# Problem requirements:
Write out every line of the material exactly as it appears.

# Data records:
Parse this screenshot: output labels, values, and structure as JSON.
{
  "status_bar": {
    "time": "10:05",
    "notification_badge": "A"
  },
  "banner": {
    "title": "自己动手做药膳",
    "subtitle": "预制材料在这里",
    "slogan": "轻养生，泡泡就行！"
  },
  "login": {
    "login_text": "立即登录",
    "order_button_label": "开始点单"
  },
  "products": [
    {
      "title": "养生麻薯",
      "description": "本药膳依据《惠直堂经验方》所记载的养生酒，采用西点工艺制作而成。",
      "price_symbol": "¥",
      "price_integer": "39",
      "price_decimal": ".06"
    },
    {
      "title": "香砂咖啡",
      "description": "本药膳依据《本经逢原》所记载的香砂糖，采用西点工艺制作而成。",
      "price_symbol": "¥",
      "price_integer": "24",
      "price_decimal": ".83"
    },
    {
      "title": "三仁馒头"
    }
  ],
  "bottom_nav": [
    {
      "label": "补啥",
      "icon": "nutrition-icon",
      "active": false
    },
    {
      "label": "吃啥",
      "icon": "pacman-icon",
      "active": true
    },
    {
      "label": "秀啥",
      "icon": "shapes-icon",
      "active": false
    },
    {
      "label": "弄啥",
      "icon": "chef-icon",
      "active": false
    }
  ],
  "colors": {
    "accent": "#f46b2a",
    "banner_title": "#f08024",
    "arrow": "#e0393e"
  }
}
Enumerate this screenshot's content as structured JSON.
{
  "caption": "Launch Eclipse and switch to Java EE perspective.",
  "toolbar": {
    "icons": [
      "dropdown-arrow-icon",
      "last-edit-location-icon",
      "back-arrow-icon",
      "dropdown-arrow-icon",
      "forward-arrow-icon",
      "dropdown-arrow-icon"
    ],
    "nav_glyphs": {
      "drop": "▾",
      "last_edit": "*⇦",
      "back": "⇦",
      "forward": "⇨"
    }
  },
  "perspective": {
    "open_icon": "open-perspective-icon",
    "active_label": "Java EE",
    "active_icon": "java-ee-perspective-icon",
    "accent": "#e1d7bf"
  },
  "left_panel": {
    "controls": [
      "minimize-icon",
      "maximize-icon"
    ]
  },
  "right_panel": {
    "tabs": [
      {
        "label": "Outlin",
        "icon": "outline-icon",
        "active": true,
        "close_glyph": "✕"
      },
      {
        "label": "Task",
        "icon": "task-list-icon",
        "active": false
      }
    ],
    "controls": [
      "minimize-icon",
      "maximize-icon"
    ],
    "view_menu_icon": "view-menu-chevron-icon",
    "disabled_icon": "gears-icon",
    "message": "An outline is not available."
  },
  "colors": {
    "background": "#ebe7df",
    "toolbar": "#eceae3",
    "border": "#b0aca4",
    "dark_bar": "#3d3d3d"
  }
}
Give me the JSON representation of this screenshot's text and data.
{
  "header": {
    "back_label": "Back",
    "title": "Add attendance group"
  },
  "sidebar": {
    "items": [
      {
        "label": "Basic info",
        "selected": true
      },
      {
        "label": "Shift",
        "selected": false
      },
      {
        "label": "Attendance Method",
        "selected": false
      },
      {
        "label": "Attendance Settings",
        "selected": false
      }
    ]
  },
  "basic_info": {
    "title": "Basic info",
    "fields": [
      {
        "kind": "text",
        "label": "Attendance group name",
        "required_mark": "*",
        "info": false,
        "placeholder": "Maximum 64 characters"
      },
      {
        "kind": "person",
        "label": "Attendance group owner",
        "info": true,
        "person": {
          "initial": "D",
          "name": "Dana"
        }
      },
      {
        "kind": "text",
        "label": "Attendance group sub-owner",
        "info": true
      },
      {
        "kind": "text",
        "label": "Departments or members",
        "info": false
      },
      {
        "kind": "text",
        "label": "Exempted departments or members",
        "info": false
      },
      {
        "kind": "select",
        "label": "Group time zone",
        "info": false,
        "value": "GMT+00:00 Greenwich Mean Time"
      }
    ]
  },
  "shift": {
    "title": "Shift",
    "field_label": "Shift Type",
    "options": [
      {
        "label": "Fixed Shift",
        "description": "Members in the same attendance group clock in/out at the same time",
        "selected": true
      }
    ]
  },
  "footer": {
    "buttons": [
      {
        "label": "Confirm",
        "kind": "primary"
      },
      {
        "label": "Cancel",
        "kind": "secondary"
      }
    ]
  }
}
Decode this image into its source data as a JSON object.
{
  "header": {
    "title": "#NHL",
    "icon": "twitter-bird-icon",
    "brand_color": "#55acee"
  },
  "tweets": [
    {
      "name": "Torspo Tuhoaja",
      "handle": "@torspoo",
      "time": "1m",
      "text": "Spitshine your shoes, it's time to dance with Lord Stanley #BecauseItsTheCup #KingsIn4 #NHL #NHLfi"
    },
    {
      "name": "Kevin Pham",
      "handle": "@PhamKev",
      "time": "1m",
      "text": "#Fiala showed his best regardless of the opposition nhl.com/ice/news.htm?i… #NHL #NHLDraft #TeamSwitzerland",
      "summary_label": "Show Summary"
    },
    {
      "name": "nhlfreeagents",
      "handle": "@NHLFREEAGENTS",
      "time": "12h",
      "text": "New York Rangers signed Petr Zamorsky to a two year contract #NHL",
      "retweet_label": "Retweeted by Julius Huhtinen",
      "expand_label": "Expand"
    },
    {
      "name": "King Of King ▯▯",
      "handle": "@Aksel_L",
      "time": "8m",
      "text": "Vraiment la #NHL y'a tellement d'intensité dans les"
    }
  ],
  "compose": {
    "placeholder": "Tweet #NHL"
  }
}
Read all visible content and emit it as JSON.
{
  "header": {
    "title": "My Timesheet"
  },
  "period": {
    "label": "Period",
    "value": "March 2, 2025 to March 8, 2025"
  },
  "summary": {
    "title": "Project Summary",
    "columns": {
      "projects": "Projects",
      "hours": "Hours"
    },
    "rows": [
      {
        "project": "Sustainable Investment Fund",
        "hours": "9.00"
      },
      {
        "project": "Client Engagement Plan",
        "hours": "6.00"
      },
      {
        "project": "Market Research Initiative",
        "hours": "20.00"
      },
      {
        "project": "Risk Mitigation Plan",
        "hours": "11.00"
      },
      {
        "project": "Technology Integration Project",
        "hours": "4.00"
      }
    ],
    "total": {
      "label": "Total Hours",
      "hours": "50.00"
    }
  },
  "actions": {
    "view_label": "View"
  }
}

# Completed task:
Parse this screenshot: output labels, values, and structure as JSON.
{
  "status_bar": {
    "time": "10:05",
    "notification_badge": "A"
  },
  "banner": {
    "title": "自己动手做药膳",
    "subtitle": "预制材料在这里",
    "slogan": "轻养生，泡泡就行！"
  },
  "login": {
    "login_text": "立即登录",
    "order_button_label": "开始点单"
  },
  "products": [
    {
      "title": "养生麻薯",
      "description": "本药膳依据《惠直堂经验方》所记载的养生酒，采用西点工艺制作而成。",
      "price_symbol": "¥",
      "price_integer": "39",
      "price_decimal": ".06"
    },
    {
      "title": "香砂咖啡",
      "description": "本药膳依据《本经逢原》所记载的香砂糖，采用西点工艺制作而成。",
      "price_symbol": "¥",
      "price_integer": "24",
      "price_decimal": ".83"
    },
    {
      "title": "三仁馒头"
    }
  ],
  "bottom_nav": [
    {
      "label": "补啥",
      "icon": "nutrition-icon",
      "active": false
    },
    {
      "label": "吃啥",
      "icon": "pacman-icon",
      "active": true
    },
    {
      "label": "秀啥",
      "icon": "shapes-icon",
      "active": false
    },
    {
      "label": "弄啥",
      "icon": "chef-icon",
      "active": false
    }
  ],
  "colors": {
    "accent": "#f46b2a",
    "banner_title": "#f08024",
    "arrow": "#e0393e"
  }
}
Enumerate this screenshot's content as structured JSON.
{
  "caption": "Launch Eclipse and switch to Java EE perspective.",
  "toolbar": {
    "icons": [
      "dropdown-arrow-icon",
      "last-edit-location-icon",
      "back-arrow-icon",
      "dropdown-arrow-icon",
      "forward-arrow-icon",
      "dropdown-arrow-icon"
    ],
    "nav_glyphs": {
      "drop": "▾",
      "last_edit": "*⇦",
      "back": "⇦",
      "forward": "⇨"
    }
  },
  "perspective": {
    "open_icon": "open-perspective-icon",
    "active_label": "Java EE",
    "active_icon": "java-ee-perspective-icon",
    "accent": "#e1d7bf"
  },
  "left_panel": {
    "controls": [
      "minimize-icon",
      "maximize-icon"
    ]
  },
  "right_panel": {
    "tabs": [
      {
        "label": "Outlin",
        "icon": "outline-icon",
        "active": true,
        "close_glyph": "✕"
      },
      {
        "label": "Task",
        "icon": "task-list-icon",
        "active": false
      }
    ],
    "controls": [
      "minimize-icon",
      "maximize-icon"
    ],
    "view_menu_icon": "view-menu-chevron-icon",
    "disabled_icon": "gears-icon",
    "message": "An outline is not available."
  },
  "colors": {
    "background": "#ebe7df",
    "toolbar": "#eceae3",
    "border": "#b0aca4",
    "dark_bar": "#3d3d3d"
  }
}
Give me the JSON representation of this screenshot's text and data.
{
  "header": {
    "back_label": "Back",
    "title": "Add attendance group"
  },
  "sidebar": {
    "items": [
      {
        "label": "Basic info",
        "selected": true
      },
      {
        "label": "Shift",
        "selected": false
      },
      {
        "label": "Attendance Method",
        "selected": false
      },
      {
        "label": "Attendance Settings",
        "selected": false
      }
    ]
  },
  "basic_info": {
    "title": "Basic info",
    "fields": [
      {
        "kind": "text",
        "label": "Attendance group name",
        "required_mark": "*",
        "info": false,
        "placeholder": "Maximum 64 characters"
      },
      {
        "kind": "person",
        "label": "Attendance group owner",
        "info": true,
        "person": {
          "initial": "D",
          "name": "Dana"
        }
      },
      {
        "kind": "text",
        "label": "Attendance group sub-owner",
        "info": true
      },
      {
        "kind": "text",
        "label": "Departments or members",
        "info": false
      },
      {
        "kind": "text",
        "label": "Exempted departments or members",
        "info": false
      },
      {
        "kind": "select",
        "label": "Group time zone",
        "info": false,
        "value": "GMT+00:00 Greenwich Mean Time"
      }
    ]
  },
  "shift": {
    "title": "Shift",
    "field_label": "Shift Type",
    "options": [
      {
        "label": "Fixed Shift",
        "description": "Members in the same attendance group clock in/out at the same time",
        "selected": true
      }
    ]
  },
  "footer": {
    "buttons": [
      {
        "label": "Confirm",
        "kind": "primary"
      },
      {
        "label": "Cancel",
        "kind": "secondary"
      }
    ]
  }
}
Decode this image into its source data as a JSON object.
{
  "header": {
    "title": "#NHL",
    "icon": "twitter-bird-icon",
    "brand_color": "#55acee"
  },
  "tweets": [
    {
      "name": "Torspo Tuhoaja",
      "handle": "@torspoo",
      "time": "1m",
      "text": "Spitshine your shoes, it's time to dance with Lord Stanley #BecauseItsTheCup #KingsIn4 #NHL #NHLfi"
    },
    {
      "name": "Kevin Pham",
      "handle": "@PhamKev",
      "time": "1m",
      "text": "#Fiala showed his best regardless of the opposition nhl.com/ice/news.htm?i… #NHL #NHLDraft #TeamSwitzerland",
      "summary_label": "Show Summary"
    },
    {
      "name": "nhlfreeagents",
      "handle": "@NHLFREEAGENTS",
      "time": "12h",
      "text": "New York Rangers signed Petr Zamorsky to a two year contract #NHL",
      "retweet_label": "Retweeted by Julius Huhtinen",
      "expand_label": "Expand"
    },
    {
      "name": "King Of King ▯▯",
      "handle": "@Aksel_L",
      "time": "8m",
      "text": "Vraiment la #NHL y'a tellement d'intensité dans les"
    }
  ],
  "compose": {
    "placeholder": "Tweet #NHL"
  }
}
Read all visible content and emit it as JSON.
{
  "header": {
    "title": "My Timesheet"
  },
  "period": {
    "label": "Period",
    "value": "March 2, 2025 to March 8, 2025"
  },
  "summary": {
    "title": "Project Summary",
    "columns": {
      "projects": "Projects",
      "hours": "Hours"
    },
    "rows": [
      {
        "project": "Sustainable Investment Fund",
        "hours": "9.00"
      },
      {
        "project": "Client Engagement Plan",
        "hours": "6.00"
      },
      {
        "project": "Market Research Initiative",
        "hours": "20.00"
      },
      {
        "project": "Risk Mitigation Plan",
        "hours": "11.00"
      },
      {
        "project": "Technology Integration Project",
        "hours": "4.00"
      }
    ],
    "total": {
      "label": "Total Hours",
      "hours": "50.00"
    }
  },
  "actions": {
    "view_label": "View"
  }
}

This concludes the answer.